— START OF Recorded information —

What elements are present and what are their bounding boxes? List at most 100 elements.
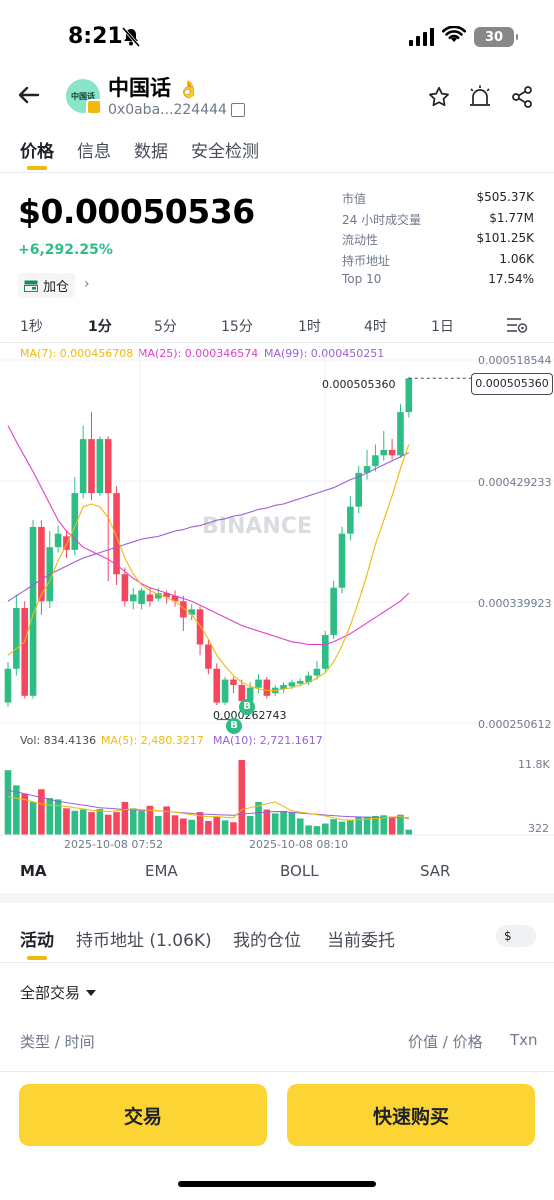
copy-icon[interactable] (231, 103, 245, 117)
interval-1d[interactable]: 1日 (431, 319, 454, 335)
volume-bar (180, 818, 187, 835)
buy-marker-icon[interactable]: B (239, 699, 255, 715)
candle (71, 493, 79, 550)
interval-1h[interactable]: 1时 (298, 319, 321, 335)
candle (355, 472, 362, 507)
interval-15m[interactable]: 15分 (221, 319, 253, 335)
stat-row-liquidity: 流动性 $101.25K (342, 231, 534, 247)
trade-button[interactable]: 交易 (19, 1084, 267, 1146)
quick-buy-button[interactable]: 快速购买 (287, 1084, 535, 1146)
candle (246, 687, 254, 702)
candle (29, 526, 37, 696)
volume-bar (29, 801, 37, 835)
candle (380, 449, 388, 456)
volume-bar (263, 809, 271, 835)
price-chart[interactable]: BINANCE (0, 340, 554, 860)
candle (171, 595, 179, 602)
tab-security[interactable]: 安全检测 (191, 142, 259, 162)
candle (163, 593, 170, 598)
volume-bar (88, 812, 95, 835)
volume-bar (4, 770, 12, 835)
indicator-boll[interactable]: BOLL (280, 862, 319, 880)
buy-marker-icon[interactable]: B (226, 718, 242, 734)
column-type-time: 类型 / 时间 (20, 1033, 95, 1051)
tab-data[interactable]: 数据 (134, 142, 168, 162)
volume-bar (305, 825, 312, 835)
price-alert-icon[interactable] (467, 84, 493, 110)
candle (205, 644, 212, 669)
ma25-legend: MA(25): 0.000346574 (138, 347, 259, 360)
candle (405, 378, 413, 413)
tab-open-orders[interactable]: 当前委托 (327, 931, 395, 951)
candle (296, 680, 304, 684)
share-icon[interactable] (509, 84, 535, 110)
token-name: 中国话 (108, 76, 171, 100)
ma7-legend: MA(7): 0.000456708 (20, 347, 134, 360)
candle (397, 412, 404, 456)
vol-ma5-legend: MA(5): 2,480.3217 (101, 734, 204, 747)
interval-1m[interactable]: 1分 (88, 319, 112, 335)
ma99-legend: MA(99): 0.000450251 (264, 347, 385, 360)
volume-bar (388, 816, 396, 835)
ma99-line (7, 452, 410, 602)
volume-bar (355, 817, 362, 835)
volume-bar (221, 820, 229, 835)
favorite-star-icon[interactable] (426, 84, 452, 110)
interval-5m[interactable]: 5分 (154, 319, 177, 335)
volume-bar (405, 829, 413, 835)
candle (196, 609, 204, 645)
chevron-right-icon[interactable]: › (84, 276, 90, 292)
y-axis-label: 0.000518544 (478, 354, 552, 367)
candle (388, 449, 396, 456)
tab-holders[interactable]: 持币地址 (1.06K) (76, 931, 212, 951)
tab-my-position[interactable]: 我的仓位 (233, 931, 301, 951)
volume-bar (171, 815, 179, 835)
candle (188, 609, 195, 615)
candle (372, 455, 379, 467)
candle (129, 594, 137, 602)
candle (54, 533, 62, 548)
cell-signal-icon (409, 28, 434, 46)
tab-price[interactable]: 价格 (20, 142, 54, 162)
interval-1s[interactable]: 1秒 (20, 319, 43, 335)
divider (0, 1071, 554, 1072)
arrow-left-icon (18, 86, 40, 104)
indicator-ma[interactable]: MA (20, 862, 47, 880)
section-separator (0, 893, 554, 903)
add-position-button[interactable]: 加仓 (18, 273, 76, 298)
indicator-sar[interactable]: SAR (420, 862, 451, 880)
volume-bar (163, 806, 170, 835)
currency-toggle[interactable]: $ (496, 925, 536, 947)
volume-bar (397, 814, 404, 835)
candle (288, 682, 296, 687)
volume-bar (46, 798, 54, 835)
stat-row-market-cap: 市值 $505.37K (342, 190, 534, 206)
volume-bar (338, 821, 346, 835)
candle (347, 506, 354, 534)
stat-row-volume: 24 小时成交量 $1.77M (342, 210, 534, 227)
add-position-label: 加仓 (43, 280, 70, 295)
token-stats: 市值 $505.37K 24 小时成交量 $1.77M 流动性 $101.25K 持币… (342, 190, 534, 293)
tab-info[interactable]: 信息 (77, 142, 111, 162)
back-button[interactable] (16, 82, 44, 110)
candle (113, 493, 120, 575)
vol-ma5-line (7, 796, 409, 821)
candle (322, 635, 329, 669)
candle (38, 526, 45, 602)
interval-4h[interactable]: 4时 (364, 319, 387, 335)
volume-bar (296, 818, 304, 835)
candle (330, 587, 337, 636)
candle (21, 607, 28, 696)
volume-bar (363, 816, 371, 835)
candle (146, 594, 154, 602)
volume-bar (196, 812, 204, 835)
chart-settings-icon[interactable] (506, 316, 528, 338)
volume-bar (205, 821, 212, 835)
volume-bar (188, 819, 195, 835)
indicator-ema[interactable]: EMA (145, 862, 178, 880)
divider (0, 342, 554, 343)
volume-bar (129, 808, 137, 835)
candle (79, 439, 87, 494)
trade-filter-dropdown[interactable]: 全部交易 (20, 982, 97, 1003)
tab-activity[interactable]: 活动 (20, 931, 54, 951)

— END OF Recorded information —

Your task:
Please echo back every line above verbatim, leaving out the pictures.

Right answer:
What elements are present and what are their bounding boxes? List at most 100 elements.
copy-icon[interactable] (231, 103, 245, 117)
interval-1d[interactable]: 1日 (431, 319, 454, 335)
volume-bar (180, 818, 187, 835)
buy-marker-icon[interactable]: B (239, 699, 255, 715)
candle (71, 493, 79, 550)
interval-1h[interactable]: 1时 (298, 319, 321, 335)
candle (355, 472, 362, 507)
interval-15m[interactable]: 15分 (221, 319, 253, 335)
stat-row-liquidity: 流动性 $101.25K (342, 231, 534, 247)
trade-button[interactable]: 交易 (19, 1084, 267, 1146)
quick-buy-button[interactable]: 快速购买 (287, 1084, 535, 1146)
candle (246, 687, 254, 702)
candle (29, 526, 37, 696)
volume-bar (29, 801, 37, 835)
candle (380, 449, 388, 456)
volume-bar (263, 809, 271, 835)
price-chart[interactable]: BINANCE (0, 340, 554, 860)
candle (171, 595, 179, 602)
tab-security[interactable]: 安全检测 (191, 142, 259, 162)
candle (163, 593, 170, 598)
volume-bar (88, 812, 95, 835)
volume-bar (4, 770, 12, 835)
indicator-boll[interactable]: BOLL (280, 862, 319, 880)
buy-marker-icon[interactable]: B (226, 718, 242, 734)
column-type-time: 类型 / 时间 (20, 1033, 95, 1051)
tab-data[interactable]: 数据 (134, 142, 168, 162)
volume-bar (305, 825, 312, 835)
price-alert-icon[interactable] (467, 84, 493, 110)
candle (205, 644, 212, 669)
ma25-legend: MA(25): 0.000346574 (138, 347, 259, 360)
candle (405, 378, 413, 413)
tab-open-orders[interactable]: 当前委托 (327, 931, 395, 951)
candle (296, 680, 304, 684)
share-icon[interactable] (509, 84, 535, 110)
token-name: 中国话 (108, 76, 171, 100)
ma7-legend: MA(7): 0.000456708 (20, 347, 134, 360)
candle (397, 412, 404, 456)
vol-ma5-legend: MA(5): 2,480.3217 (101, 734, 204, 747)
interval-1m[interactable]: 1分 (88, 319, 112, 335)
ma99-legend: MA(99): 0.000450251 (264, 347, 385, 360)
volume-bar (388, 816, 396, 835)
ma99-line (7, 452, 410, 602)
volume-bar (355, 817, 362, 835)
volume-bar (221, 820, 229, 835)
favorite-star-icon[interactable] (426, 84, 452, 110)
interval-5m[interactable]: 5分 (154, 319, 177, 335)
volume-bar (405, 829, 413, 835)
candle (196, 609, 204, 645)
chevron-right-icon[interactable]: › (84, 276, 90, 292)
y-axis-label: 0.000518544 (478, 354, 552, 367)
candle (388, 449, 396, 456)
tab-holders[interactable]: 持币地址 (1.06K) (76, 931, 212, 951)
tab-my-position[interactable]: 我的仓位 (233, 931, 301, 951)
volume-bar (171, 815, 179, 835)
candle (188, 609, 195, 615)
candle (372, 455, 379, 467)
candle (129, 594, 137, 602)
candle (54, 533, 62, 548)
cell-signal-icon (409, 28, 434, 46)
tab-price[interactable]: 价格 (20, 142, 54, 162)
interval-1s[interactable]: 1秒 (20, 319, 43, 335)
divider (0, 1071, 554, 1072)
arrow-left-icon (18, 86, 40, 104)
indicator-ma[interactable]: MA (20, 862, 47, 880)
section-separator (0, 893, 554, 903)
add-position-button[interactable]: 加仓 (18, 273, 76, 298)
indicator-sar[interactable]: SAR (420, 862, 451, 880)
volume-bar (163, 806, 170, 835)
currency-toggle[interactable]: $ (496, 925, 536, 947)
volume-bar (397, 814, 404, 835)
candle (288, 682, 296, 687)
volume-bar (46, 798, 54, 835)
stat-row-market-cap: 市值 $505.37K (342, 190, 534, 206)
volume-bar (338, 821, 346, 835)
candle (347, 506, 354, 534)
stat-row-volume: 24 小时成交量 $1.77M (342, 210, 534, 227)
add-position-label: 加仓 (43, 280, 70, 295)
token-stats: 市值 $505.37K 24 小时成交量 $1.77M 流动性 $101.25K 持币… (342, 190, 534, 293)
tab-info[interactable]: 信息 (77, 142, 111, 162)
back-button[interactable] (16, 82, 44, 110)
candle (113, 493, 120, 575)
vol-ma5-line (7, 796, 409, 821)
candle (322, 635, 329, 669)
candle (38, 526, 45, 602)
interval-4h[interactable]: 4时 (364, 319, 387, 335)
volume-bar (296, 818, 304, 835)
candle (330, 587, 337, 636)
candle (21, 607, 28, 696)
volume-bar (363, 816, 371, 835)
candle (146, 594, 154, 602)
volume-bar (196, 812, 204, 835)
chart-settings-icon[interactable] (506, 316, 528, 338)
volume-bar (205, 821, 212, 835)
volume-bar (188, 819, 195, 835)
indicator-ema[interactable]: EMA (145, 862, 178, 880)
divider (0, 342, 554, 343)
volume-bar (129, 808, 137, 835)
candle (79, 439, 87, 494)
trade-filter-dropdown[interactable]: 全部交易 (20, 982, 97, 1003)
tab-activity[interactable]: 活动 (20, 931, 54, 951)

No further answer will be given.